→ **What you need to do**: Report all lines holding "value".

→ **Record extracts**:
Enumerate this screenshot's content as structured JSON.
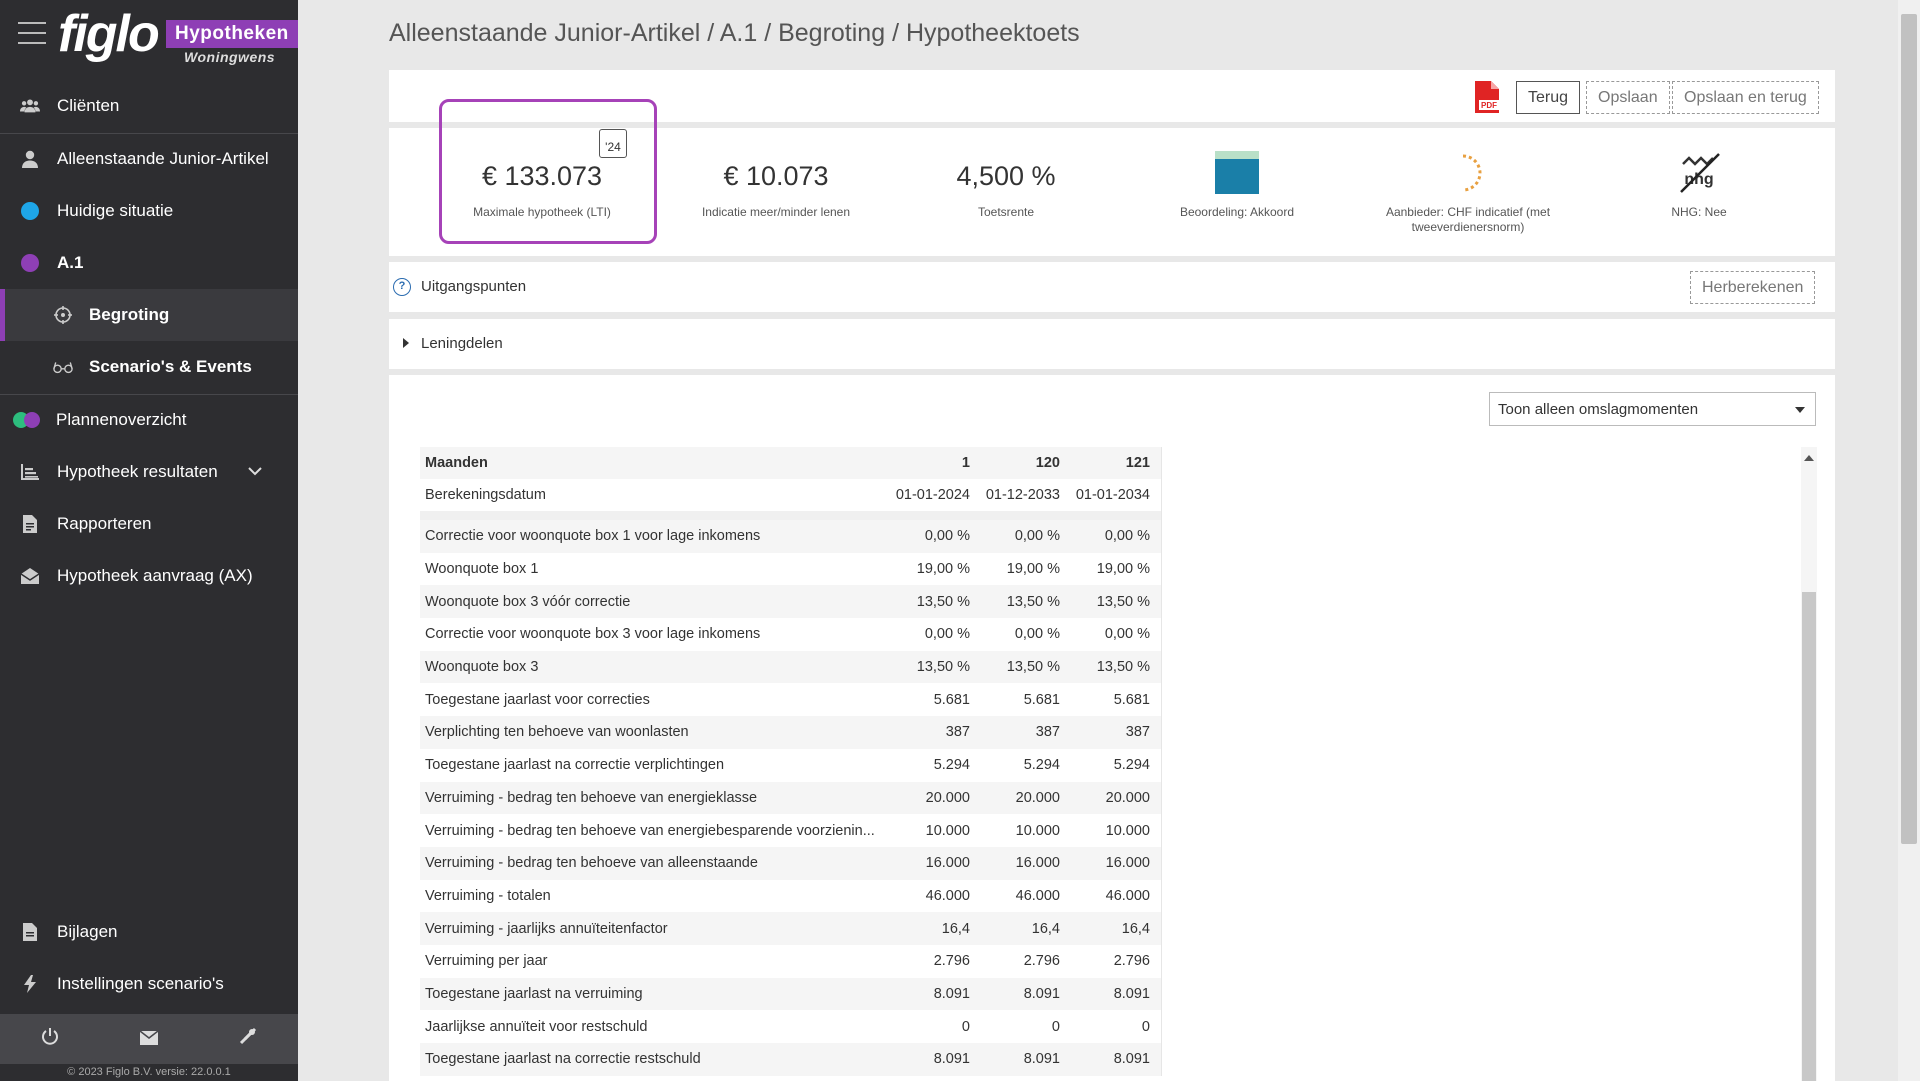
{
  "brand": {
    "logo": "figlo",
    "badge": "Hypotheken",
    "sub": "Woningwens"
  },
  "sidebar": {
    "items": [
      {
        "label": "Cliënten"
      },
      {
        "label": "Alleenstaande Junior-Artikel"
      },
      {
        "label": "Huidige situatie"
      },
      {
        "label": "A.1"
      },
      {
        "label": "Begroting"
      },
      {
        "label": "Scenario's & Events"
      },
      {
        "label": "Plannenoverzicht"
      },
      {
        "label": "Hypotheek resultaten"
      },
      {
        "label": "Rapporteren"
      },
      {
        "label": "Hypotheek aanvraag (AX)"
      },
      {
        "label": "Bijlagen"
      },
      {
        "label": "Instellingen scenario's"
      }
    ],
    "copyright": "© 2023 Figlo B.V. versie: 22.0.0.1"
  },
  "header": {
    "breadcrumb": "Alleenstaande Junior-Artikel / A.1 / Begroting / Hypotheektoets"
  },
  "toolbar": {
    "pdf": "PDF",
    "back_label": "Terug",
    "save_label": "Opslaan",
    "save_back_label": "Opslaan en terug"
  },
  "kpis": {
    "max": {
      "value": "€ 133.073",
      "label": "Maximale hypotheek (LTI)",
      "calendar": "'24"
    },
    "indicatie": {
      "value": "€ 10.073",
      "label": "Indicatie meer/minder lenen"
    },
    "toetsrente": {
      "value": "4,500 %",
      "label": "Toetsrente"
    },
    "beoordeling": {
      "label": "Beoordeling: Akkoord"
    },
    "aanbieder": {
      "label": "Aanbieder: CHF indicatief (met tweeverdienersnorm)"
    },
    "nhg": {
      "label": "NHG: Nee",
      "mark": "nhg"
    }
  },
  "uitgangspunten": {
    "label": "Uitgangspunten",
    "recalc_label": "Herberekenen"
  },
  "leningdelen": {
    "label": "Leningdelen"
  },
  "filter": {
    "selected": "Toon alleen omslagmomenten"
  },
  "table": {
    "header": {
      "label": "Maanden",
      "cols": [
        "1",
        "120",
        "121"
      ]
    },
    "dates": {
      "label": "Berekeningsdatum",
      "cols": [
        "01-01-2024",
        "01-12-2033",
        "01-01-2034"
      ]
    },
    "rows": [
      {
        "label": "Correctie voor woonquote box 1 voor lage inkomens",
        "v": [
          "0,00 %",
          "0,00 %",
          "0,00 %"
        ]
      },
      {
        "label": "Woonquote box 1",
        "v": [
          "19,00 %",
          "19,00 %",
          "19,00 %"
        ]
      },
      {
        "label": "Woonquote box 3 vóór correctie",
        "v": [
          "13,50 %",
          "13,50 %",
          "13,50 %"
        ]
      },
      {
        "label": "Correctie voor woonquote box 3 voor lage inkomens",
        "v": [
          "0,00 %",
          "0,00 %",
          "0,00 %"
        ]
      },
      {
        "label": "Woonquote box 3",
        "v": [
          "13,50 %",
          "13,50 %",
          "13,50 %"
        ]
      },
      {
        "label": "Toegestane jaarlast voor correcties",
        "v": [
          "5.681",
          "5.681",
          "5.681"
        ]
      },
      {
        "label": "Verplichting ten behoeve van woonlasten",
        "v": [
          "387",
          "387",
          "387"
        ]
      },
      {
        "label": "Toegestane jaarlast na correctie verplichtingen",
        "v": [
          "5.294",
          "5.294",
          "5.294"
        ]
      },
      {
        "label": "Verruiming - bedrag ten behoeve van energieklasse",
        "v": [
          "20.000",
          "20.000",
          "20.000"
        ]
      },
      {
        "label": "Verruiming - bedrag ten behoeve van energiebesparende voorzienin...",
        "v": [
          "10.000",
          "10.000",
          "10.000"
        ]
      },
      {
        "label": "Verruiming - bedrag ten behoeve van alleenstaande",
        "v": [
          "16.000",
          "16.000",
          "16.000"
        ]
      },
      {
        "label": "Verruiming - totalen",
        "v": [
          "46.000",
          "46.000",
          "46.000"
        ]
      },
      {
        "label": "Verruiming - jaarlijks annuïteitenfactor",
        "v": [
          "16,4",
          "16,4",
          "16,4"
        ]
      },
      {
        "label": "Verruiming per jaar",
        "v": [
          "2.796",
          "2.796",
          "2.796"
        ]
      },
      {
        "label": "Toegestane jaarlast na verruiming",
        "v": [
          "8.091",
          "8.091",
          "8.091"
        ]
      },
      {
        "label": "Jaarlijkse annuïteit voor restschuld",
        "v": [
          "0",
          "0",
          "0"
        ]
      },
      {
        "label": "Toegestane jaarlast na correctie restschuld",
        "v": [
          "8.091",
          "8.091",
          "8.091"
        ]
      }
    ]
  },
  "colors": {
    "accent": "#8e3fb5",
    "sidebar": "#2d2d30",
    "akkoord_top": "#b9e0c8",
    "akkoord_bottom": "#1a7fa8"
  }
}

→ **Solution for this problem**:
      "value": "€ 133.073",
      "value": "€ 10.073",
      "value": "4,500 %",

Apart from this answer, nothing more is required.